PROMPT:
Would you transcribe the listing that follows, character for character, and omit its images?

(Data items)

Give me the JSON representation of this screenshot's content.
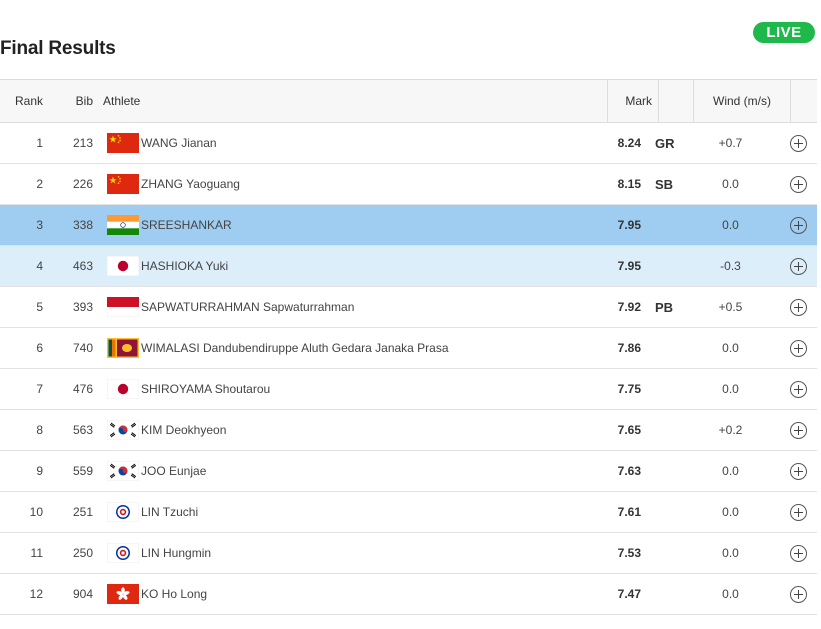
{
  "page": {
    "title": "Final Results",
    "live_label": "LIVE"
  },
  "table": {
    "headers": {
      "rank": "Rank",
      "bib": "Bib",
      "athlete": "Athlete",
      "mark": "Mark",
      "wind": "Wind (m/s)"
    },
    "rows": [
      {
        "rank": "1",
        "bib": "213",
        "flag": "CHN",
        "athlete": "WANG Jianan",
        "mark": "8.24",
        "note": "GR",
        "wind": "+0.7"
      },
      {
        "rank": "2",
        "bib": "226",
        "flag": "CHN",
        "athlete": "ZHANG Yaoguang",
        "mark": "8.15",
        "note": "SB",
        "wind": "0.0"
      },
      {
        "rank": "3",
        "bib": "338",
        "flag": "IND",
        "athlete": "SREESHANKAR",
        "mark": "7.95",
        "note": "",
        "wind": "0.0"
      },
      {
        "rank": "4",
        "bib": "463",
        "flag": "JPN",
        "athlete": "HASHIOKA Yuki",
        "mark": "7.95",
        "note": "",
        "wind": "-0.3"
      },
      {
        "rank": "5",
        "bib": "393",
        "flag": "INA",
        "athlete": "SAPWATURRAHMAN Sapwaturrahman",
        "mark": "7.92",
        "note": "PB",
        "wind": "+0.5"
      },
      {
        "rank": "6",
        "bib": "740",
        "flag": "SRI",
        "athlete": "WIMALASI Dandubendiruppe Aluth Gedara Janaka Prasa",
        "mark": "7.86",
        "note": "",
        "wind": "0.0"
      },
      {
        "rank": "7",
        "bib": "476",
        "flag": "JPN",
        "athlete": "SHIROYAMA Shoutarou",
        "mark": "7.75",
        "note": "",
        "wind": "0.0"
      },
      {
        "rank": "8",
        "bib": "563",
        "flag": "KOR",
        "athlete": "KIM Deokhyeon",
        "mark": "7.65",
        "note": "",
        "wind": "+0.2"
      },
      {
        "rank": "9",
        "bib": "559",
        "flag": "KOR",
        "athlete": "JOO Eunjae",
        "mark": "7.63",
        "note": "",
        "wind": "0.0"
      },
      {
        "rank": "10",
        "bib": "251",
        "flag": "TPE",
        "athlete": "LIN Tzuchi",
        "mark": "7.61",
        "note": "",
        "wind": "0.0"
      },
      {
        "rank": "11",
        "bib": "250",
        "flag": "TPE",
        "athlete": "LIN Hungmin",
        "mark": "7.53",
        "note": "",
        "wind": "0.0"
      },
      {
        "rank": "12",
        "bib": "904",
        "flag": "HKG",
        "athlete": "KO Ho Long",
        "mark": "7.47",
        "note": "",
        "wind": "0.0"
      }
    ]
  },
  "colors": {
    "live": "#1fb94b",
    "selected_row": "#9fcdf1",
    "hover_row": "#ddeefb"
  }
}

EXERCISE ANSWER:
Give me the JSON representation of this screenshot's content.
{
  "page": {
    "title": "Final Results",
    "live_label": "LIVE"
  },
  "table": {
    "headers": {
      "rank": "Rank",
      "bib": "Bib",
      "athlete": "Athlete",
      "mark": "Mark",
      "wind": "Wind (m/s)"
    },
    "rows": [
      {
        "rank": "1",
        "bib": "213",
        "flag": "CHN",
        "athlete": "WANG Jianan",
        "mark": "8.24",
        "note": "GR",
        "wind": "+0.7"
      },
      {
        "rank": "2",
        "bib": "226",
        "flag": "CHN",
        "athlete": "ZHANG Yaoguang",
        "mark": "8.15",
        "note": "SB",
        "wind": "0.0"
      },
      {
        "rank": "3",
        "bib": "338",
        "flag": "IND",
        "athlete": "SREESHANKAR",
        "mark": "7.95",
        "note": "",
        "wind": "0.0"
      },
      {
        "rank": "4",
        "bib": "463",
        "flag": "JPN",
        "athlete": "HASHIOKA Yuki",
        "mark": "7.95",
        "note": "",
        "wind": "-0.3"
      },
      {
        "rank": "5",
        "bib": "393",
        "flag": "INA",
        "athlete": "SAPWATURRAHMAN Sapwaturrahman",
        "mark": "7.92",
        "note": "PB",
        "wind": "+0.5"
      },
      {
        "rank": "6",
        "bib": "740",
        "flag": "SRI",
        "athlete": "WIMALASI Dandubendiruppe Aluth Gedara Janaka Prasa",
        "mark": "7.86",
        "note": "",
        "wind": "0.0"
      },
      {
        "rank": "7",
        "bib": "476",
        "flag": "JPN",
        "athlete": "SHIROYAMA Shoutarou",
        "mark": "7.75",
        "note": "",
        "wind": "0.0"
      },
      {
        "rank": "8",
        "bib": "563",
        "flag": "KOR",
        "athlete": "KIM Deokhyeon",
        "mark": "7.65",
        "note": "",
        "wind": "+0.2"
      },
      {
        "rank": "9",
        "bib": "559",
        "flag": "KOR",
        "athlete": "JOO Eunjae",
        "mark": "7.63",
        "note": "",
        "wind": "0.0"
      },
      {
        "rank": "10",
        "bib": "251",
        "flag": "TPE",
        "athlete": "LIN Tzuchi",
        "mark": "7.61",
        "note": "",
        "wind": "0.0"
      },
      {
        "rank": "11",
        "bib": "250",
        "flag": "TPE",
        "athlete": "LIN Hungmin",
        "mark": "7.53",
        "note": "",
        "wind": "0.0"
      },
      {
        "rank": "12",
        "bib": "904",
        "flag": "HKG",
        "athlete": "KO Ho Long",
        "mark": "7.47",
        "note": "",
        "wind": "0.0"
      }
    ]
  },
  "colors": {
    "live": "#1fb94b",
    "selected_row": "#9fcdf1",
    "hover_row": "#ddeefb"
  }
}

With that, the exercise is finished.